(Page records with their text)
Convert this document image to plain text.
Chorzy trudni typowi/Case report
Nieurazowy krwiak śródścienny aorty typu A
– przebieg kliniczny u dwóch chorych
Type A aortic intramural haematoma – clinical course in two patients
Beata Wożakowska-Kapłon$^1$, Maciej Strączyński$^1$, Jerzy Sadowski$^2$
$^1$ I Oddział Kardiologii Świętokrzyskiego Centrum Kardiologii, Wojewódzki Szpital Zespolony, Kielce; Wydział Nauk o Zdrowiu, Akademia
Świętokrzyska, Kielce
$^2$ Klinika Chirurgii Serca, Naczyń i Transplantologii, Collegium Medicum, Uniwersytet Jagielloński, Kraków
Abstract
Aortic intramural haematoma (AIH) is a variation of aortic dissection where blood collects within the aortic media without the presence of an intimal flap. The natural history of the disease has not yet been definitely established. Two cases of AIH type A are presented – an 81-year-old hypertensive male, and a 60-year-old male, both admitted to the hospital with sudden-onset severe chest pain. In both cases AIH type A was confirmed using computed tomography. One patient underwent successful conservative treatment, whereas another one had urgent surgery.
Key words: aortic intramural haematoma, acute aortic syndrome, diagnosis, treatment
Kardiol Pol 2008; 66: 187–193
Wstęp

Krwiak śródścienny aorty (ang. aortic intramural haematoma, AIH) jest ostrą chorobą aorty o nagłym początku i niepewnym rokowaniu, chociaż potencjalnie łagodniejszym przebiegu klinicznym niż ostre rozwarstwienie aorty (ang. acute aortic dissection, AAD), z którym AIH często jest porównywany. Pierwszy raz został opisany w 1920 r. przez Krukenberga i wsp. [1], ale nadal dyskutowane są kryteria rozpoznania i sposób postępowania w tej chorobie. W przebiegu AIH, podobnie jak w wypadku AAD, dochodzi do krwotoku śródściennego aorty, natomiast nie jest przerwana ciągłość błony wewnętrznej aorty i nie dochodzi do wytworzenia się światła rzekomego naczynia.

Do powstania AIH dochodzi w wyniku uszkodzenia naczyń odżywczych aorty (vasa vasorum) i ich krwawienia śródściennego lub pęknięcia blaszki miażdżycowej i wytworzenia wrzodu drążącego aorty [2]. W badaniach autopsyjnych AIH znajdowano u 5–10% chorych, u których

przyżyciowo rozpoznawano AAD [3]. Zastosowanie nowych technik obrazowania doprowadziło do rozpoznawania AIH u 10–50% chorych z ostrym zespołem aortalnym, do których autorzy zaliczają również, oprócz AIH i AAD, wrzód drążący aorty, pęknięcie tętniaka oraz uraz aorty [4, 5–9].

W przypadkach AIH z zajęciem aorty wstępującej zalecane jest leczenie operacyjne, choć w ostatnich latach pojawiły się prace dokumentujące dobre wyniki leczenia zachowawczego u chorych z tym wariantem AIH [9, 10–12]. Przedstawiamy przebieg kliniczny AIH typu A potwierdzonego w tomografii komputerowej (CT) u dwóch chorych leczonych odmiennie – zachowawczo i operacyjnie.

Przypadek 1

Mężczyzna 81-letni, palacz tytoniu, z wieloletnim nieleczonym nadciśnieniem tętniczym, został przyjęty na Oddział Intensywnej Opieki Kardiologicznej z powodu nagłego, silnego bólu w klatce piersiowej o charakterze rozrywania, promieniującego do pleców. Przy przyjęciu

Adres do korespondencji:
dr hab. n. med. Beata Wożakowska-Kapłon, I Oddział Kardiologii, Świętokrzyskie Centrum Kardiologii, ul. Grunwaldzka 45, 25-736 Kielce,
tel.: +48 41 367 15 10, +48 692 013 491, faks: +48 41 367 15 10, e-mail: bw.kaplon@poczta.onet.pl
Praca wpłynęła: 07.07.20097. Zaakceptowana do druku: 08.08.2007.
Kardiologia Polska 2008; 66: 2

**Task instructions:** From the records above, copy every line that includes the word "intramural".

**Task solution:**
Type A aortic intramural haematoma – clinical course in two patients
Aortic intramural haematoma (AIH) is a variation of aortic dissection where blood collects within the aortic media without the presence of an intimal flap. The natural history of the disease has not yet been definitely established. Two cases of AIH type A are presented – an 81-year-old hypertensive male, and a 60-year-old male, both admitted to the hospital with sudden-onset severe chest pain. In both cases AIH type A was confirmed using computed tomography. One patient underwent successful conservative treatment, whereas another one had urgent surgery.
Key words: aortic intramural haematoma, acute aortic syndrome, diagnosis, treatment
Krwiak śródścienny aorty (ang. aortic intramural haematoma, AIH) jest ostrą chorobą aorty o nagłym początku i niepewnym rokowaniu, chociaż potencjalnie łagodniejszym przebiegu klinicznym niż ostre rozwarstwienie aorty (ang. acute aortic dissection, AAD), z którym AIH często jest porównywany. Pierwszy raz został opisany w 1920 r. przez Krukenberga i wsp. [1], ale nadal dyskutowane są kryteria rozpoznania i sposób postępowania w tej chorobie. W przebiegu AIH, podobnie jak w wypadku AAD, dochodzi do krwotoku śródściennego aorty, natomiast nie jest przerwana ciągłość błony wewnętrznej aorty i nie dochodzi do wytworzenia się światła rzekomego naczynia.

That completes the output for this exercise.